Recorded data
# # # #
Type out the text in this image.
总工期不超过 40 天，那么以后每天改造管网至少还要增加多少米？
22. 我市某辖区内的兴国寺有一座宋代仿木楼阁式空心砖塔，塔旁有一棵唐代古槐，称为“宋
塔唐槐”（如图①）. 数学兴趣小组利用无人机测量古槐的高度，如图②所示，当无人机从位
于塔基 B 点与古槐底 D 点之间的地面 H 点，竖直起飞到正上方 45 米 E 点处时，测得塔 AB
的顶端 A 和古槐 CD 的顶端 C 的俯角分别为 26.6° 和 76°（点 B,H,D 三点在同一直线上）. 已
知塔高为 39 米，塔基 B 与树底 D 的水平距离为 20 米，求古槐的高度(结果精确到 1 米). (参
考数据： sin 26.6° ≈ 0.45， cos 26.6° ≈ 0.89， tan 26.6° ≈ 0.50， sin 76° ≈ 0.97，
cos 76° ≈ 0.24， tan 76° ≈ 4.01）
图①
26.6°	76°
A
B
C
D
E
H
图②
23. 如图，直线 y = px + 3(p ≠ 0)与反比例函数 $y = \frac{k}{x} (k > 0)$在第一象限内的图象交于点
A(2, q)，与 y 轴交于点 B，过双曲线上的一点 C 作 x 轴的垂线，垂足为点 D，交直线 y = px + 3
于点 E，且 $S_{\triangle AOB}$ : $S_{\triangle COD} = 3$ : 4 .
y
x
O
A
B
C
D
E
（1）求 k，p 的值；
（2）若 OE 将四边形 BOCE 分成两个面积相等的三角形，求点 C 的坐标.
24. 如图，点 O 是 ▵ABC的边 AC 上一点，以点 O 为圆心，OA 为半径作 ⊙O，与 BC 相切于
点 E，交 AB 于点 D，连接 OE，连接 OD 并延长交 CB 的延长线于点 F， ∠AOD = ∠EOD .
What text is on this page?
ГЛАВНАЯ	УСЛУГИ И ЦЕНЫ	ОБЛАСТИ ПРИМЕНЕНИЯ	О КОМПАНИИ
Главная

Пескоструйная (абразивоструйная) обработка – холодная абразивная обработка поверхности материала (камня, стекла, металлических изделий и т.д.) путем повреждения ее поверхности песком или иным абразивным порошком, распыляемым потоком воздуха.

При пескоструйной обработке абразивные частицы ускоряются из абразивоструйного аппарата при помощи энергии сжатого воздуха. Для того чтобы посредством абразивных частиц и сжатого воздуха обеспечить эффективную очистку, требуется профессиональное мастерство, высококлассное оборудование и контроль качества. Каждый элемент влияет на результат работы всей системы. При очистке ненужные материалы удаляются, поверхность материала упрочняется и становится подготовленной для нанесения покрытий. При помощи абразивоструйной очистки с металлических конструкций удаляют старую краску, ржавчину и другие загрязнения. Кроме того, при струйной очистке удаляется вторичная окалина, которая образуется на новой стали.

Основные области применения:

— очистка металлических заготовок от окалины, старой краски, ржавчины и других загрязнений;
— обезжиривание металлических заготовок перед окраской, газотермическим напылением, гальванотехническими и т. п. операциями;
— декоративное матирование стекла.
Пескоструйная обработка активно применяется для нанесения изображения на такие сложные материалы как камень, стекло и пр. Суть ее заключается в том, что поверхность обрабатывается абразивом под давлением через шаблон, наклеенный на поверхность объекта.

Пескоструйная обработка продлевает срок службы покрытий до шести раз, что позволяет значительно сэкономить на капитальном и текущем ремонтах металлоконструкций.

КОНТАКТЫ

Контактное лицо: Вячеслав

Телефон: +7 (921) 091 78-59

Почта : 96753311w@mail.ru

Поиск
# # # #
AIM = Write out the data again, exactly and in full.

COMPLETE OUTPUT =
Type out the text in this image.
总工期不超过 40 天，那么以后每天改造管网至少还要增加多少米？
22. 我市某辖区内的兴国寺有一座宋代仿木楼阁式空心砖塔，塔旁有一棵唐代古槐，称为“宋
塔唐槐”（如图①）. 数学兴趣小组利用无人机测量古槐的高度，如图②所示，当无人机从位
于塔基 B 点与古槐底 D 点之间的地面 H 点，竖直起飞到正上方 45 米 E 点处时，测得塔 AB
的顶端 A 和古槐 CD 的顶端 C 的俯角分别为 26.6° 和 76°（点 B,H,D 三点在同一直线上）. 已
知塔高为 39 米，塔基 B 与树底 D 的水平距离为 20 米，求古槐的高度(结果精确到 1 米). (参
考数据： sin 26.6° ≈ 0.45， cos 26.6° ≈ 0.89， tan 26.6° ≈ 0.50， sin 76° ≈ 0.97，
cos 76° ≈ 0.24， tan 76° ≈ 4.01）
图①
26.6°	76°
A
B
C
D
E
H
图②
23. 如图，直线 y = px + 3(p ≠ 0)与反比例函数 $y = \frac{k}{x} (k > 0)$在第一象限内的图象交于点
A(2, q)，与 y 轴交于点 B，过双曲线上的一点 C 作 x 轴的垂线，垂足为点 D，交直线 y = px + 3
于点 E，且 $S_{\triangle AOB}$ : $S_{\triangle COD} = 3$ : 4 .
y
x
O
A
B
C
D
E
（1）求 k，p 的值；
（2）若 OE 将四边形 BOCE 分成两个面积相等的三角形，求点 C 的坐标.
24. 如图，点 O 是 ▵ABC的边 AC 上一点，以点 O 为圆心，OA 为半径作 ⊙O，与 BC 相切于
点 E，交 AB 于点 D，连接 OE，连接 OD 并延长交 CB 的延长线于点 F， ∠AOD = ∠EOD .
What text is on this page?
ГЛАВНАЯ	УСЛУГИ И ЦЕНЫ	ОБЛАСТИ ПРИМЕНЕНИЯ	О КОМПАНИИ
Главная

Пескоструйная (абразивоструйная) обработка – холодная абразивная обработка поверхности материала (камня, стекла, металлических изделий и т.д.) путем повреждения ее поверхности песком или иным абразивным порошком, распыляемым потоком воздуха.

При пескоструйной обработке абразивные частицы ускоряются из абразивоструйного аппарата при помощи энергии сжатого воздуха. Для того чтобы посредством абразивных частиц и сжатого воздуха обеспечить эффективную очистку, требуется профессиональное мастерство, высококлассное оборудование и контроль качества. Каждый элемент влияет на результат работы всей системы. При очистке ненужные материалы удаляются, поверхность материала упрочняется и становится подготовленной для нанесения покрытий. При помощи абразивоструйной очистки с металлических конструкций удаляют старую краску, ржавчину и другие загрязнения. Кроме того, при струйной очистке удаляется вторичная окалина, которая образуется на новой стали.

Основные области применения:

— очистка металлических заготовок от окалины, старой краски, ржавчины и других загрязнений;
— обезжиривание металлических заготовок перед окраской, газотермическим напылением, гальванотехническими и т. п. операциями;
— декоративное матирование стекла.
Пескоструйная обработка активно применяется для нанесения изображения на такие сложные материалы как камень, стекло и пр. Суть ее заключается в том, что поверхность обрабатывается абразивом под давлением через шаблон, наклеенный на поверхность объекта.

Пескоструйная обработка продлевает срок службы покрытий до шести раз, что позволяет значительно сэкономить на капитальном и текущем ремонтах металлоконструкций.

КОНТАКТЫ

Контактное лицо: Вячеслав

Телефон: +7 (921) 091 78-59

Почта : 96753311w@mail.ru

Поиск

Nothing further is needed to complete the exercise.